== BRIEF ==
List each line in which the string "ylabel" appears.

>> start EXTRACTED ENTRIES

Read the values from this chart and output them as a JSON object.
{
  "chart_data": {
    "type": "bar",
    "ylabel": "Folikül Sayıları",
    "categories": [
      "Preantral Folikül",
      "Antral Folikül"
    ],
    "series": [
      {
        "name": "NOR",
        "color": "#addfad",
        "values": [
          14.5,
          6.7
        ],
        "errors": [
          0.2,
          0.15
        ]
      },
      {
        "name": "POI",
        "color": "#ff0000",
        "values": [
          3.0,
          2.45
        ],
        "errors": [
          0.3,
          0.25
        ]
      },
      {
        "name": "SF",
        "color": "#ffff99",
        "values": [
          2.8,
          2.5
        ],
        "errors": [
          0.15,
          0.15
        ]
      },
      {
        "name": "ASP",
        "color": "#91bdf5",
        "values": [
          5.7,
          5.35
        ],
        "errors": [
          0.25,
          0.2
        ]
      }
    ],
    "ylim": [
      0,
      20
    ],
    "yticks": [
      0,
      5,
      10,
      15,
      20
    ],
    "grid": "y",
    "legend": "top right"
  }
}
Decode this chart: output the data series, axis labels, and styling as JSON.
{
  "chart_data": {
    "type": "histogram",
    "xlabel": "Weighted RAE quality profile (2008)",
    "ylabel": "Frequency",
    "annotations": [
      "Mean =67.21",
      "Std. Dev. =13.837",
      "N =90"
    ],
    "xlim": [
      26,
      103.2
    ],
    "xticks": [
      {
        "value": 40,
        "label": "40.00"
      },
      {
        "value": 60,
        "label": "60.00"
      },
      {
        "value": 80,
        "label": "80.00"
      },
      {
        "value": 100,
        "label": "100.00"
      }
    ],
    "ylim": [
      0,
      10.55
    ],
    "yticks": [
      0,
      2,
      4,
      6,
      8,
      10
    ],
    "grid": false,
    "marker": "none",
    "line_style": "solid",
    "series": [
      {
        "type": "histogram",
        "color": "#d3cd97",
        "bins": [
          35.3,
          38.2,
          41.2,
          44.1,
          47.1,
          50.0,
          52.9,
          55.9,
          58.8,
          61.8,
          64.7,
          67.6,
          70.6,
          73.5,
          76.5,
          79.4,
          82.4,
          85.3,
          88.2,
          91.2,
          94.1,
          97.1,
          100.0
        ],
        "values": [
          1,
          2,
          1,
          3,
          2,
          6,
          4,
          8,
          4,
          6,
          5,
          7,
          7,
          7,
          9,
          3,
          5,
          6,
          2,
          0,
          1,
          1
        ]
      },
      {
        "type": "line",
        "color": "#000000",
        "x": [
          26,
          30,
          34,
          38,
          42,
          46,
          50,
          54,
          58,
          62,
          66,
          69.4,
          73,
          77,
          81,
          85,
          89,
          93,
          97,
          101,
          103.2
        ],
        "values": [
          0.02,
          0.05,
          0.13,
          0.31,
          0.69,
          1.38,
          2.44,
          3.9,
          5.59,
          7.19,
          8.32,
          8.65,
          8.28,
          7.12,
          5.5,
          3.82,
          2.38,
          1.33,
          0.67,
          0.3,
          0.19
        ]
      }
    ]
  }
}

>> end EXTRACTED ENTRIES
>> start EXTRACTED ENTRIES

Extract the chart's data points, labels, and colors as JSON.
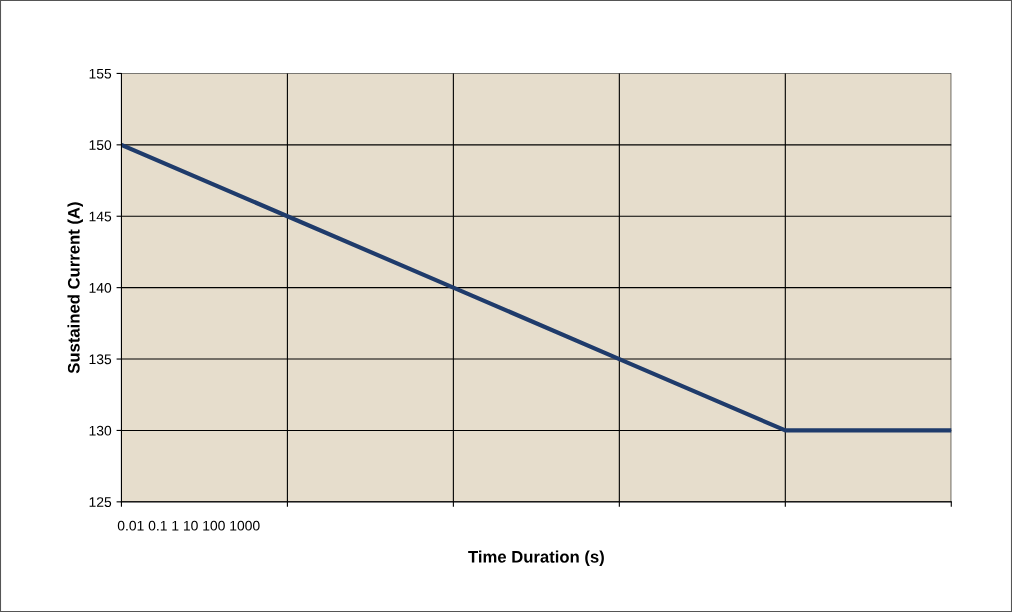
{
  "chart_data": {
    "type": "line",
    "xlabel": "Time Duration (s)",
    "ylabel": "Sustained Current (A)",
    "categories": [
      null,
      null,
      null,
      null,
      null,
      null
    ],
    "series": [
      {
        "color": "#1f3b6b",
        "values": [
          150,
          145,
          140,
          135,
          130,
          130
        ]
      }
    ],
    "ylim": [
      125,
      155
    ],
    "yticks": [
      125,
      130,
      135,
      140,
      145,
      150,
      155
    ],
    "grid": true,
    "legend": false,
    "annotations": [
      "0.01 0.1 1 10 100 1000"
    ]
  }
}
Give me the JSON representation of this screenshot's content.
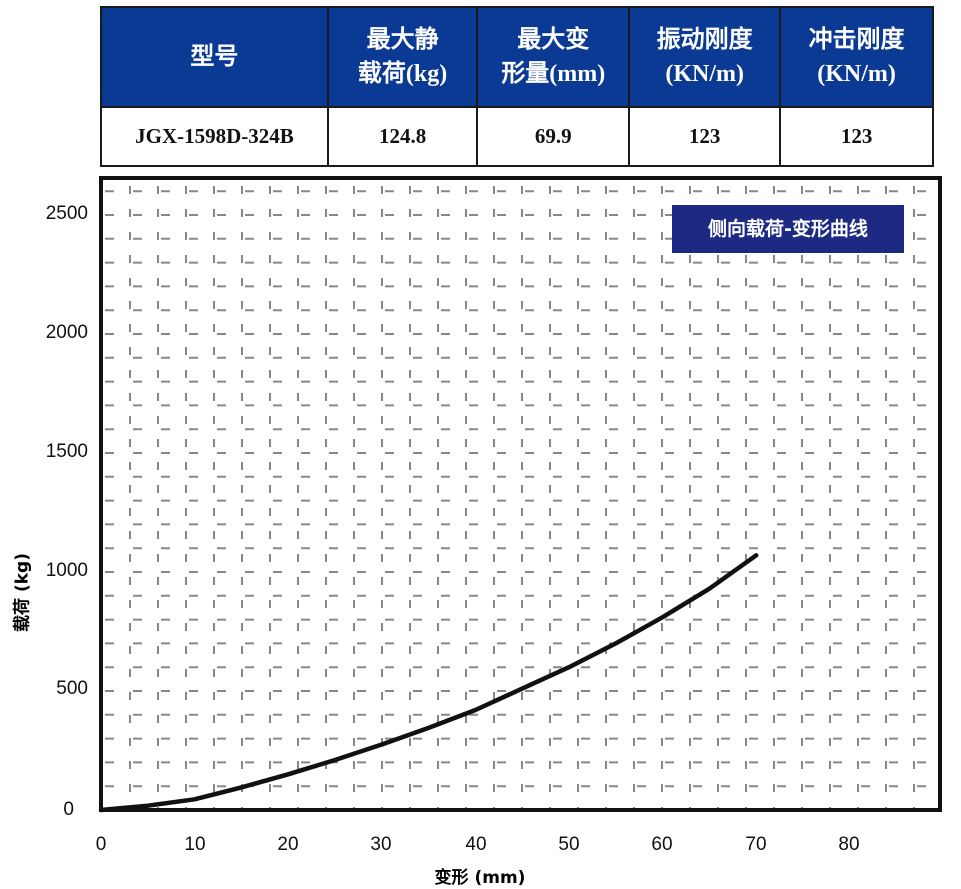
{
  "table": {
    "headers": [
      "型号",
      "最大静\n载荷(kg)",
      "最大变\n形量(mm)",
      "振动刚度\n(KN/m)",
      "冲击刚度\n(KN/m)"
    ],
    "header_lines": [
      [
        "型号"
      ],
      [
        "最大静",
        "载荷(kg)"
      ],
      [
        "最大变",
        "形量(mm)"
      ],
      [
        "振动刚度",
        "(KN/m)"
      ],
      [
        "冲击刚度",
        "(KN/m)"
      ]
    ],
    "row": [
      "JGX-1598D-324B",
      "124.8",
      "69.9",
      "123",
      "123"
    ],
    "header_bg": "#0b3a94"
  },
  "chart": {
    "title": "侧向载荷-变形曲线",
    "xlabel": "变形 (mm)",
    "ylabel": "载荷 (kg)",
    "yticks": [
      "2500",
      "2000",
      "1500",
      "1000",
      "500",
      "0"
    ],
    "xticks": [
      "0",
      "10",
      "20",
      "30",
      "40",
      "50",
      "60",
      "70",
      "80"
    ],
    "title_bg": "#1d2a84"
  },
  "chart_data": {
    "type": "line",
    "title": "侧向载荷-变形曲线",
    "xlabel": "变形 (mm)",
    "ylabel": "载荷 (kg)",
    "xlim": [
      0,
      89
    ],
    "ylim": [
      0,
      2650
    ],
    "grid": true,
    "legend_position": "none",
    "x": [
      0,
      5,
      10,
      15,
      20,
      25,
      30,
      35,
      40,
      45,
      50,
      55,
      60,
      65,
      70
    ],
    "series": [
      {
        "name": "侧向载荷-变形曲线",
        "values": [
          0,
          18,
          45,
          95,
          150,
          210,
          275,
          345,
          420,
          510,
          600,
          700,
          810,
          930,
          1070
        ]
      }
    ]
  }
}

>> end EXTRACTED ENTRIES

== SOLUTION TO THIS EXERCISE ==
    "ylabel": "Folikül Sayıları",
    "ylabel": "Frequency",
    "ylabel": "Sustained Current (A)",
    "ylabel": "载荷 (kg)",
    "ylabel": "载荷 (kg)",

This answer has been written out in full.